**Your task:**
All of the material should be reproduced exactly, with pictures left out.

-----

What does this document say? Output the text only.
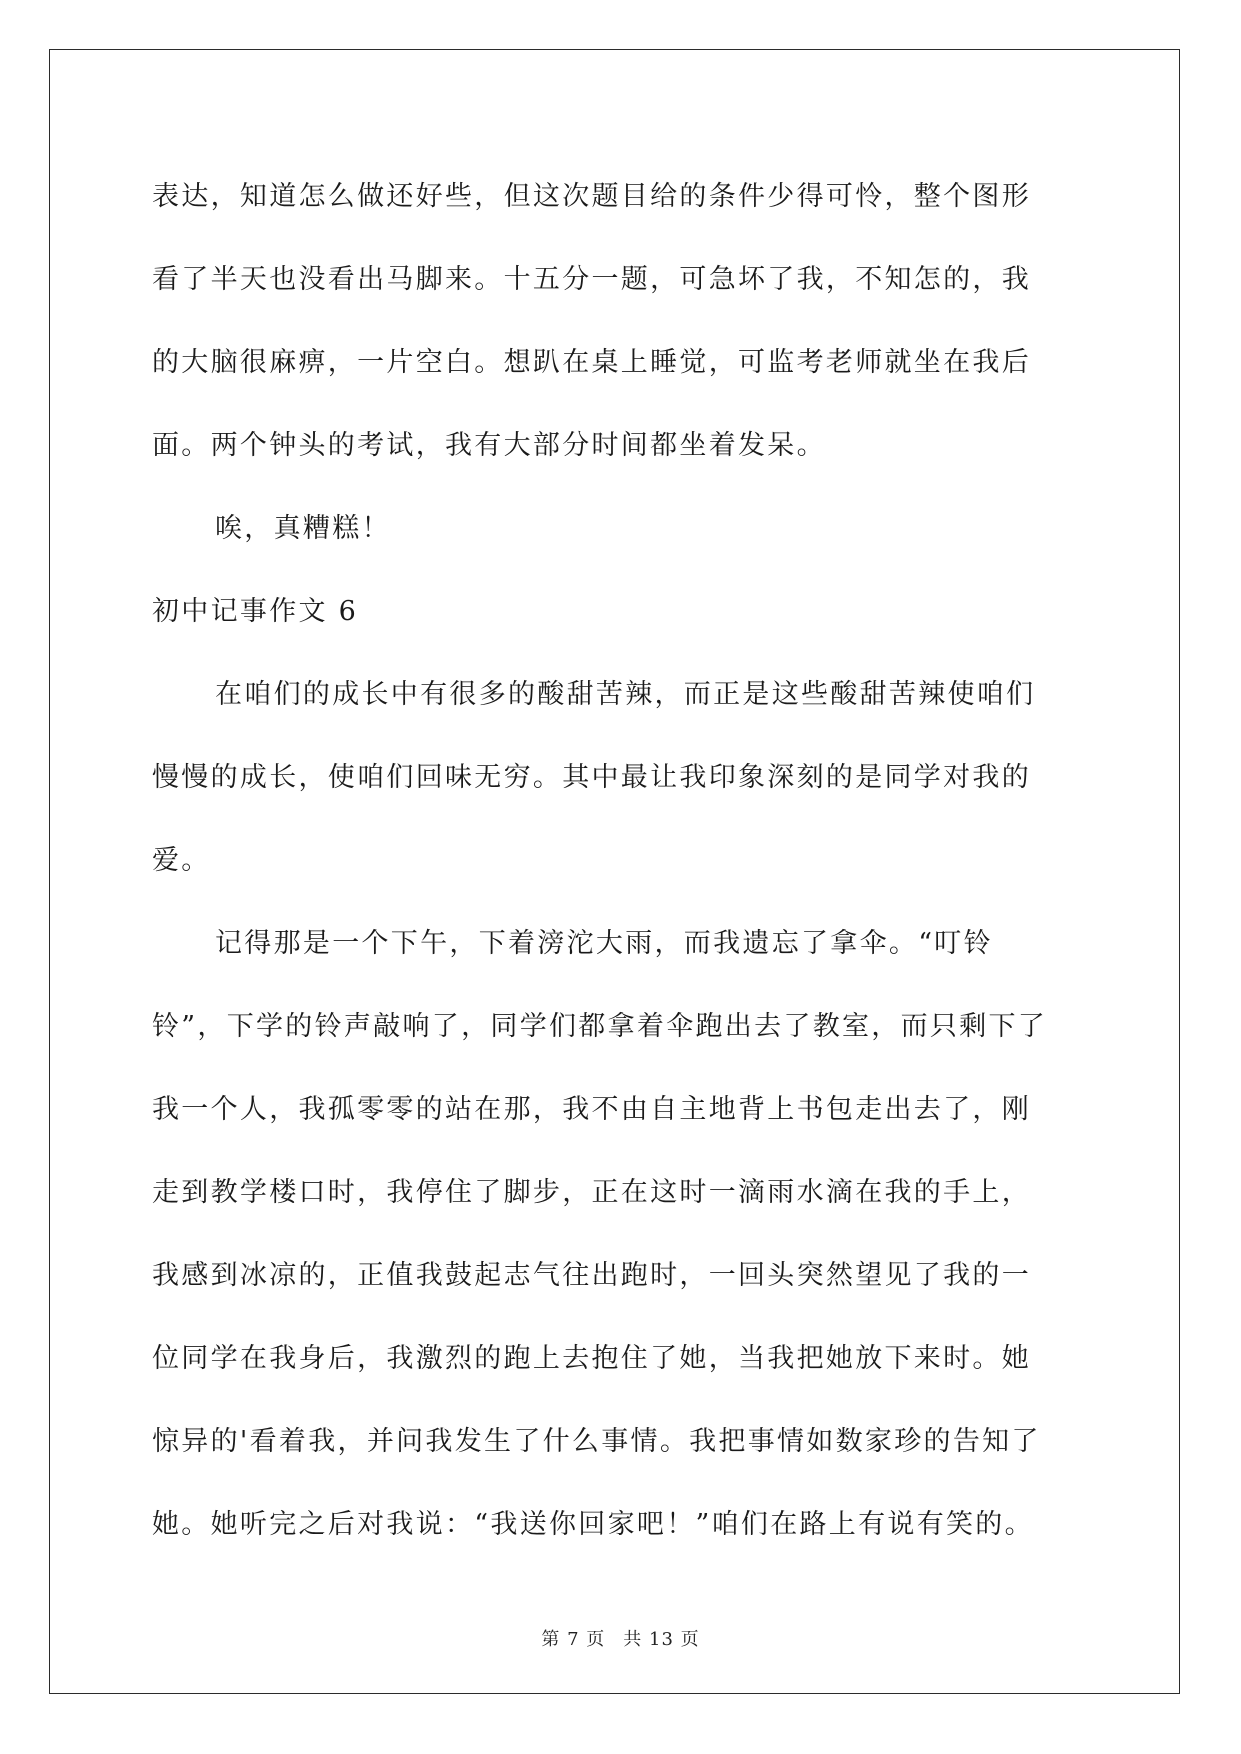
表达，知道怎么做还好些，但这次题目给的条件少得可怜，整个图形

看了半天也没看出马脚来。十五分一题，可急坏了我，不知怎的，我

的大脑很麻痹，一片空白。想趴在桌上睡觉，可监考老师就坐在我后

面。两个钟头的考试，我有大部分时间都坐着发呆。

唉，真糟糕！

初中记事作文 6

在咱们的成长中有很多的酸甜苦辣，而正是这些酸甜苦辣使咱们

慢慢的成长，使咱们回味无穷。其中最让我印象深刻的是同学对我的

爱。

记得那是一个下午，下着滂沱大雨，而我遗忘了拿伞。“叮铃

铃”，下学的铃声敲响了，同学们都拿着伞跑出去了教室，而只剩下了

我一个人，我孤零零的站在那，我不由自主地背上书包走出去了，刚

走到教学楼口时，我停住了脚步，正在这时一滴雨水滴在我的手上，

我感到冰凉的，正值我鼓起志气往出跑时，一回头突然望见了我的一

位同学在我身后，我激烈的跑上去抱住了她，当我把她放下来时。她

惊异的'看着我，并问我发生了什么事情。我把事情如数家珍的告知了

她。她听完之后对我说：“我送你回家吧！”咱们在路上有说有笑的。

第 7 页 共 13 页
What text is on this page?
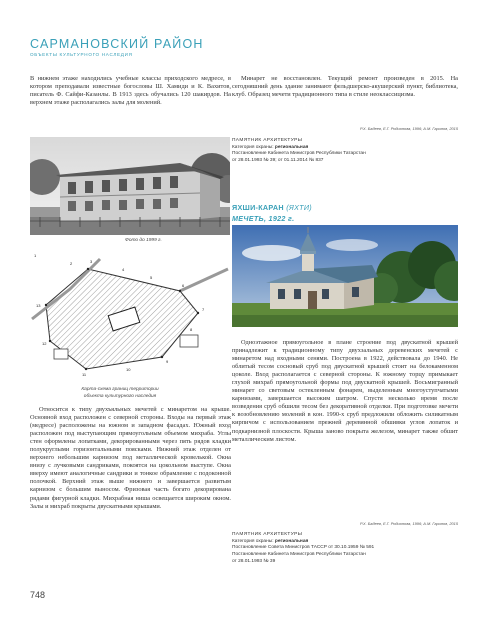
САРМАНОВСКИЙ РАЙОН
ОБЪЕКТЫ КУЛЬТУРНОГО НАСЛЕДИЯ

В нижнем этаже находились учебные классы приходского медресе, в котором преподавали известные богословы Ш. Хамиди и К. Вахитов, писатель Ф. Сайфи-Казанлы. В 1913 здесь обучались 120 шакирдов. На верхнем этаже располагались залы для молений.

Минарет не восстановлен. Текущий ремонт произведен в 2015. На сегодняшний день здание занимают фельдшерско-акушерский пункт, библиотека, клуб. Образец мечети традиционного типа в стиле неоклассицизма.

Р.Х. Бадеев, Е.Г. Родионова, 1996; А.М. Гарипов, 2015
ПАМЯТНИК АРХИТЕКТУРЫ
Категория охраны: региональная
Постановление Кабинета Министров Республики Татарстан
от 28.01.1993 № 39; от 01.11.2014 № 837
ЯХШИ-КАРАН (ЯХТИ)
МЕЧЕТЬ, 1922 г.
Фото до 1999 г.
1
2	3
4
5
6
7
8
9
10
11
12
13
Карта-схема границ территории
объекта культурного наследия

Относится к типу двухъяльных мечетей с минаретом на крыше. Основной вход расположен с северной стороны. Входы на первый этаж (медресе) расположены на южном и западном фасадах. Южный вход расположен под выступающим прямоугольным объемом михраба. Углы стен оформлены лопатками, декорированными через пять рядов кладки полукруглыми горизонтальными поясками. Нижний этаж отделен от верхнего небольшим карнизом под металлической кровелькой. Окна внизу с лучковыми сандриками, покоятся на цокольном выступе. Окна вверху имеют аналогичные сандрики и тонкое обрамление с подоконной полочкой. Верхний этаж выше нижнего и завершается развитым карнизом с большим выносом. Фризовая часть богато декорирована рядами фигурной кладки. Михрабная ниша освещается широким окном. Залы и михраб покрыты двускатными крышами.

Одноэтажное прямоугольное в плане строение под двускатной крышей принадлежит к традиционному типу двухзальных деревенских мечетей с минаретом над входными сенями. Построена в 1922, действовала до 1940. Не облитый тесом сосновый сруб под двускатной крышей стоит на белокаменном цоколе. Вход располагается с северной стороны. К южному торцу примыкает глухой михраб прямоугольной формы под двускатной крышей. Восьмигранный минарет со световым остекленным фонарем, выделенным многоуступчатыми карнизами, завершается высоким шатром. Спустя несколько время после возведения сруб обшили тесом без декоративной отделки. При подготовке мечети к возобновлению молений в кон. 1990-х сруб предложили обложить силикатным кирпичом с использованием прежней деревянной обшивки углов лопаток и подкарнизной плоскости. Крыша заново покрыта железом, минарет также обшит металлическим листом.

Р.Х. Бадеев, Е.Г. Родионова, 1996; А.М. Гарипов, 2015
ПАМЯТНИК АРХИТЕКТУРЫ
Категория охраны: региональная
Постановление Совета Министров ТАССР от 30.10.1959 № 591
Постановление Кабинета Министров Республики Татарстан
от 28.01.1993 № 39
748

-----

**Complete response:**
What does this document say? Output the text only.
表达，知道怎么做还好些，但这次题目给的条件少得可怜，整个图形

看了半天也没看出马脚来。十五分一题，可急坏了我，不知怎的，我

的大脑很麻痹，一片空白。想趴在桌上睡觉，可监考老师就坐在我后

面。两个钟头的考试，我有大部分时间都坐着发呆。

唉，真糟糕！

初中记事作文 6

在咱们的成长中有很多的酸甜苦辣，而正是这些酸甜苦辣使咱们

慢慢的成长，使咱们回味无穷。其中最让我印象深刻的是同学对我的

爱。

记得那是一个下午，下着滂沱大雨，而我遗忘了拿伞。“叮铃

铃”，下学的铃声敲响了，同学们都拿着伞跑出去了教室，而只剩下了

我一个人，我孤零零的站在那，我不由自主地背上书包走出去了，刚

走到教学楼口时，我停住了脚步，正在这时一滴雨水滴在我的手上，

我感到冰凉的，正值我鼓起志气往出跑时，一回头突然望见了我的一

位同学在我身后，我激烈的跑上去抱住了她，当我把她放下来时。她

惊异的'看着我，并问我发生了什么事情。我把事情如数家珍的告知了

她。她听完之后对我说：“我送你回家吧！”咱们在路上有说有笑的。

第 7 页 共 13 页
What text is on this page?
САРМАНОВСКИЙ РАЙОН
ОБЪЕКТЫ КУЛЬТУРНОГО НАСЛЕДИЯ

В нижнем этаже находились учебные классы приходского медресе, в котором преподавали известные богословы Ш. Хамиди и К. Вахитов, писатель Ф. Сайфи-Казанлы. В 1913 здесь обучались 120 шакирдов. На верхнем этаже располагались залы для молений.

Минарет не восстановлен. Текущий ремонт произведен в 2015. На сегодняшний день здание занимают фельдшерско-акушерский пункт, библиотека, клуб. Образец мечети традиционного типа в стиле неоклассицизма.

Р.Х. Бадеев, Е.Г. Родионова, 1996; А.М. Гарипов, 2015
ПАМЯТНИК АРХИТЕКТУРЫ
Категория охраны: региональная
Постановление Кабинета Министров Республики Татарстан
от 28.01.1993 № 39; от 01.11.2014 № 837
ЯХШИ-КАРАН (ЯХТИ)
МЕЧЕТЬ, 1922 г.
Фото до 1999 г.
1
2	3
4
5
6
7
8
9
10
11
12
13
Карта-схема границ территории
объекта культурного наследия

Относится к типу двухъяльных мечетей с минаретом на крыше. Основной вход расположен с северной стороны. Входы на первый этаж (медресе) расположены на южном и западном фасадах. Южный вход расположен под выступающим прямоугольным объемом михраба. Углы стен оформлены лопатками, декорированными через пять рядов кладки полукруглыми горизонтальными поясками. Нижний этаж отделен от верхнего небольшим карнизом под металлической кровелькой. Окна внизу с лучковыми сандриками, покоятся на цокольном выступе. Окна вверху имеют аналогичные сандрики и тонкое обрамление с подоконной полочкой. Верхний этаж выше нижнего и завершается развитым карнизом с большим выносом. Фризовая часть богато декорирована рядами фигурной кладки. Михрабная ниша освещается широким окном. Залы и михраб покрыты двускатными крышами.

Одноэтажное прямоугольное в плане строение под двускатной крышей принадлежит к традиционному типу двухзальных деревенских мечетей с минаретом над входными сенями. Построена в 1922, действовала до 1940. Не облитый тесом сосновый сруб под двускатной крышей стоит на белокаменном цоколе. Вход располагается с северной стороны. К южному торцу примыкает глухой михраб прямоугольной формы под двускатной крышей. Восьмигранный минарет со световым остекленным фонарем, выделенным многоуступчатыми карнизами, завершается высоким шатром. Спустя несколько время после возведения сруб обшили тесом без декоративной отделки. При подготовке мечети к возобновлению молений в кон. 1990-х сруб предложили обложить силикатным кирпичом с использованием прежней деревянной обшивки углов лопаток и подкарнизной плоскости. Крыша заново покрыта железом, минарет также обшит металлическим листом.

Р.Х. Бадеев, Е.Г. Родионова, 1996; А.М. Гарипов, 2015
ПАМЯТНИК АРХИТЕКТУРЫ
Категория охраны: региональная
Постановление Совета Министров ТАССР от 30.10.1959 № 591
Постановление Кабинета Министров Республики Татарстан
от 28.01.1993 № 39
748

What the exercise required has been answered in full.